An important nuance that KIIS records in its methodology: trust is measured not in absolute numbers of sympathy, but as a balance between those who trust and those who do not. This is a stricter indicator than simple "approval."

The Liashko phenomenon — and what lies behind it

Oleg Liashko stands out separately in the study. His trust indicators are noticeably higher than one might expect from a politician who in the pre-war media space was associated primarily with extravagance. One explanation is that Liashko, as minister of social policy, communicates in a format oriented toward older audiences from the regions, less covered by digital media. Another is the effect of a low baseline: he has many critics, but part of the audience that previously ignored him has begun to perceive him more neutrally against the background of work on payments and social issues during the war.

Boyko and Tymoshenko — relics of the pre-war world

Yuri Boyko and Yulia Tymoshenko are recorded in the lower part of the rating. Both were recognizable figures before 2022, but their political capital was formed in the logic of peacetime — electoral cycles, coalition bargaining, media scandals. This logic has proved irrelevant since February 2022. Trust in conditions of war, as the study shows, correlates not with experience in "big politics," but with visible concrete action or symbolic presence where it is difficult.

SUPPLIED MATERIAL:
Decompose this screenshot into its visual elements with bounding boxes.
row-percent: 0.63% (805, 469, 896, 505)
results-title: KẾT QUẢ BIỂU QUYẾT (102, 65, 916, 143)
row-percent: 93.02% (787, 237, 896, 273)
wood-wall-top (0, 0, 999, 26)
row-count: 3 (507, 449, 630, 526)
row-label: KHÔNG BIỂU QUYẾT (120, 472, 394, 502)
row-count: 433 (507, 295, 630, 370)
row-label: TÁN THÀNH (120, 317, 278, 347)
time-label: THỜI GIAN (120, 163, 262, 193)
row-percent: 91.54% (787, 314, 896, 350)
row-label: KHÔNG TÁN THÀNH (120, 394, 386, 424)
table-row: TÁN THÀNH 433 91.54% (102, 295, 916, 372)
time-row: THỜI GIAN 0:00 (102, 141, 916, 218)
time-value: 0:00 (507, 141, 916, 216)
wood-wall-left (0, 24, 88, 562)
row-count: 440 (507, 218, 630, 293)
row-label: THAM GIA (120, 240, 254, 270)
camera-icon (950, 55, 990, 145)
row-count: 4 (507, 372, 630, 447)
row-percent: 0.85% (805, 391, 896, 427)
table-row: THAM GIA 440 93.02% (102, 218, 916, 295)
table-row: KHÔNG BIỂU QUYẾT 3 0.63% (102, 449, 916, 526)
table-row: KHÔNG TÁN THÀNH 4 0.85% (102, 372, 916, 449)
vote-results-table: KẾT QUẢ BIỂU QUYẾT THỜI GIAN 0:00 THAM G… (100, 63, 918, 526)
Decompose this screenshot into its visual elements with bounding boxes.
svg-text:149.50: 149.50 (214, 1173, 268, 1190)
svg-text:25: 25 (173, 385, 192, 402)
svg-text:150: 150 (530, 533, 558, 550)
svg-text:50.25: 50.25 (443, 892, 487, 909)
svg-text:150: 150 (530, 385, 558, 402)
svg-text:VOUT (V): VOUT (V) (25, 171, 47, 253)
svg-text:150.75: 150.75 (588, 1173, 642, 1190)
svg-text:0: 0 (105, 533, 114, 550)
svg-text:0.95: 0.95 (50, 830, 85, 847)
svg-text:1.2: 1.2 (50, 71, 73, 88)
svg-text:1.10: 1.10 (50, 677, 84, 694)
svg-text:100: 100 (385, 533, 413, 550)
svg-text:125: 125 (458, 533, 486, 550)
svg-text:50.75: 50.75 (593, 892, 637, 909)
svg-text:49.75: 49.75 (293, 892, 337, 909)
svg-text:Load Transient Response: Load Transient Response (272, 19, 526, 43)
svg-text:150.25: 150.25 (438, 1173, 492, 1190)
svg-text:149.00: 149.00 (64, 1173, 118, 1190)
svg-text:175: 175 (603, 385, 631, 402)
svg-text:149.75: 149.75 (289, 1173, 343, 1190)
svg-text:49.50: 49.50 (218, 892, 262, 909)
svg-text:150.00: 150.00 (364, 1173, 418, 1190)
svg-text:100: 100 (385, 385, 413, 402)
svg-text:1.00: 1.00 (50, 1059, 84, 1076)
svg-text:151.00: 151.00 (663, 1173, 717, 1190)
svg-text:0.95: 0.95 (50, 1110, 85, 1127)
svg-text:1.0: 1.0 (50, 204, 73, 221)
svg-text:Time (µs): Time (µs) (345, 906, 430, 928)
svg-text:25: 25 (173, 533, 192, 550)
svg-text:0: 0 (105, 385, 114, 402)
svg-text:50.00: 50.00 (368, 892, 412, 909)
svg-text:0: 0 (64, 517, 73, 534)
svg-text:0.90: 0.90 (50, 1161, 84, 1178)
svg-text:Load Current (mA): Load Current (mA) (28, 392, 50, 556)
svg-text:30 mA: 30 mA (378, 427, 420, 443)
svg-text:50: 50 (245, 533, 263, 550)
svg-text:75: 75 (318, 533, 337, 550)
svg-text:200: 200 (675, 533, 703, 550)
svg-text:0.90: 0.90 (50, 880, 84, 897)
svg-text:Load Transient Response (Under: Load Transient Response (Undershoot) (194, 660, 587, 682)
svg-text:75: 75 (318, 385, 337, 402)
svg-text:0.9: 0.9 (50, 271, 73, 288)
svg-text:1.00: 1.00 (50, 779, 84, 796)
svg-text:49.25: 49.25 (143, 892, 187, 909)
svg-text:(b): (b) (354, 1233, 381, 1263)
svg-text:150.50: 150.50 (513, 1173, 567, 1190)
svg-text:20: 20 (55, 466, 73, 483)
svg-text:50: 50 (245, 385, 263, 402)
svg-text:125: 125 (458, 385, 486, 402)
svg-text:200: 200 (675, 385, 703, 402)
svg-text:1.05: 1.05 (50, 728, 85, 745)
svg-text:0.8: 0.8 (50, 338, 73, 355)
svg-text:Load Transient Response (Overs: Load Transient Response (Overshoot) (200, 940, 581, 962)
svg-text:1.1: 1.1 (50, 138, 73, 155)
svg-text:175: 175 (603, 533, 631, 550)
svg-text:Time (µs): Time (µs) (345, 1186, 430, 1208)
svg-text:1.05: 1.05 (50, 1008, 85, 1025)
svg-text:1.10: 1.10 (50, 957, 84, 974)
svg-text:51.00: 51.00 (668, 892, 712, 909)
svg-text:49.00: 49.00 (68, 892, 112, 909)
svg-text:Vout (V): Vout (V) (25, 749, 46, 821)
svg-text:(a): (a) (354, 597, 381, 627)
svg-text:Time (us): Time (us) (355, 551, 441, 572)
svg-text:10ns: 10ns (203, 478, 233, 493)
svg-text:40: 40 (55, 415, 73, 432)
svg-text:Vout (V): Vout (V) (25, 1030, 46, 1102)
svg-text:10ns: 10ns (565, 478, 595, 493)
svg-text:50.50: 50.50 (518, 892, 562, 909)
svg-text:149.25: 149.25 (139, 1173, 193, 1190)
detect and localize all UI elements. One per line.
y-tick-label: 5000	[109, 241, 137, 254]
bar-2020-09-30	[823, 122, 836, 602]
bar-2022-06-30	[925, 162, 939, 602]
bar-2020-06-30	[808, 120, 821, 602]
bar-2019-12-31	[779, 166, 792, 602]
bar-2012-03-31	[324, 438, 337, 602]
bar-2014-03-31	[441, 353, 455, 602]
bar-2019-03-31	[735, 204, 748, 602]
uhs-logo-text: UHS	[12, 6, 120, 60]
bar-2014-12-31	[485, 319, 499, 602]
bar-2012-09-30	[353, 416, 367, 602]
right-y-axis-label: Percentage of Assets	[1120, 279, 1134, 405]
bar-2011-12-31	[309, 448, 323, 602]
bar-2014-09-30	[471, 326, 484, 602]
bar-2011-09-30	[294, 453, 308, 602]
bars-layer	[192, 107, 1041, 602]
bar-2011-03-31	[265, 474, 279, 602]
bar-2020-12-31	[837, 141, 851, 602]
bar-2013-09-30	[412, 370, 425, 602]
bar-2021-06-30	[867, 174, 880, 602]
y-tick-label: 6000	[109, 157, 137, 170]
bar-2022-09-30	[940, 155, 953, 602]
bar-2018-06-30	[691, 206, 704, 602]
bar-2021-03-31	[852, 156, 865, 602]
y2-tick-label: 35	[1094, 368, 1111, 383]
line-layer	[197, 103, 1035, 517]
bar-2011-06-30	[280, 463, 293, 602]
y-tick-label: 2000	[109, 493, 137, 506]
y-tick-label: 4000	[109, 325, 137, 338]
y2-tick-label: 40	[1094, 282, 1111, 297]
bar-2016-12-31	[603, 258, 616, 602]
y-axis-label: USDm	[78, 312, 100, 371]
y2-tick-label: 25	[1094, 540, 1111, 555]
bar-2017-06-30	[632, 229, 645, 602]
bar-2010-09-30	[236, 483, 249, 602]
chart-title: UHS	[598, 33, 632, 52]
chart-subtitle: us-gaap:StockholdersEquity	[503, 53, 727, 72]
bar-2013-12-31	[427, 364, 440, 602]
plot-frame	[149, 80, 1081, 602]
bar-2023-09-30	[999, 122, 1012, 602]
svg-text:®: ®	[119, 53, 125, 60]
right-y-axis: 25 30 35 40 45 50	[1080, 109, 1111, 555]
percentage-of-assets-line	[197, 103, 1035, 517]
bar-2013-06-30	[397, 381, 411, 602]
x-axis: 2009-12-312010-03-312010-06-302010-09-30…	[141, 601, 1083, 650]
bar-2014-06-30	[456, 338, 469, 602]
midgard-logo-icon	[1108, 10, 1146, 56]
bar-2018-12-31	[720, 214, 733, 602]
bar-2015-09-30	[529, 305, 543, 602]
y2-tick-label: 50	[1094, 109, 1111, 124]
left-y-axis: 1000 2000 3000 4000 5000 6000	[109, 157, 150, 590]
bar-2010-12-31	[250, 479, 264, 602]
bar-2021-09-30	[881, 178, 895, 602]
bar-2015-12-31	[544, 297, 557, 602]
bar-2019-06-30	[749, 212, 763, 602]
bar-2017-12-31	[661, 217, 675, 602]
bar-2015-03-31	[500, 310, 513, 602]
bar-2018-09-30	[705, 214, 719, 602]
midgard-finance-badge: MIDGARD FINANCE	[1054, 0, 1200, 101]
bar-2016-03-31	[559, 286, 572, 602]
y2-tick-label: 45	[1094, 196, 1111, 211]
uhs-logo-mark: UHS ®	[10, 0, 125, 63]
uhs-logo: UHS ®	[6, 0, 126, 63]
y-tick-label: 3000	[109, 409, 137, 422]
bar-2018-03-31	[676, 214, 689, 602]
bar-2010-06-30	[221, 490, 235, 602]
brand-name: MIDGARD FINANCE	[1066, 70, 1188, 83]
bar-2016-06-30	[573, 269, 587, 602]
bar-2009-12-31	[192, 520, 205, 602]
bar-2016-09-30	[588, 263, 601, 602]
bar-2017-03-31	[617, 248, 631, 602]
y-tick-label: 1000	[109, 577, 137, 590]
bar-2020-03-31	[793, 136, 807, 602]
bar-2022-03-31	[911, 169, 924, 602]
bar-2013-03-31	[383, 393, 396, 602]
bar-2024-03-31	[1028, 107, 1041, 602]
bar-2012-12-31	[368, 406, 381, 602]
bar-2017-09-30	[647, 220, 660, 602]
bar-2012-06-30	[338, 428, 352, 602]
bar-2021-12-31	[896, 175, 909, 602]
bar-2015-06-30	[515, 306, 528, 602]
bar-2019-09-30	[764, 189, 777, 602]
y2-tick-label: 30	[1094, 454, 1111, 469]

TASKS TO PERFORM:
1. Translate this sentence from the passage on trust in Ukrainian politicians into Spanish: "Both were recognizable figures before 2022, but their political capital was formed in the logic of peacetime — electoral cycles, coalition bargaining, media scandals."
2. Carry on the passage on trust in Ukrainian politicians from the point where it stops.

ANSWERS PER TASK:
1. Ambos eran figuras reconocibles antes de 2022, pero su capital político se formó en la lógica de tiempos de paz — ciclos electorales, negociaciones de coalición, escándalos mediáticos.

2.
Boyko carries an additional burden — his previous connections with pro-Russian structures, which in the context of a full-scale invasion have become an indelible marker for most of the audience.

What this means systemically

The KIIS data record not just ratings — they describe a new model of legitimacy. Ukrainians during the war delegate trust to those who have a direct function and do not hide from it. This is not a guarantee of the quality of management decisions, but it is a selection criterion that is fundamentally different from the pre-war period.

An open question: if this model persists after the active phase of the war is over — will the pre-war "heavyweights" find a way to regain relevance, or will Ukrainian politics ultimately reboot its main players?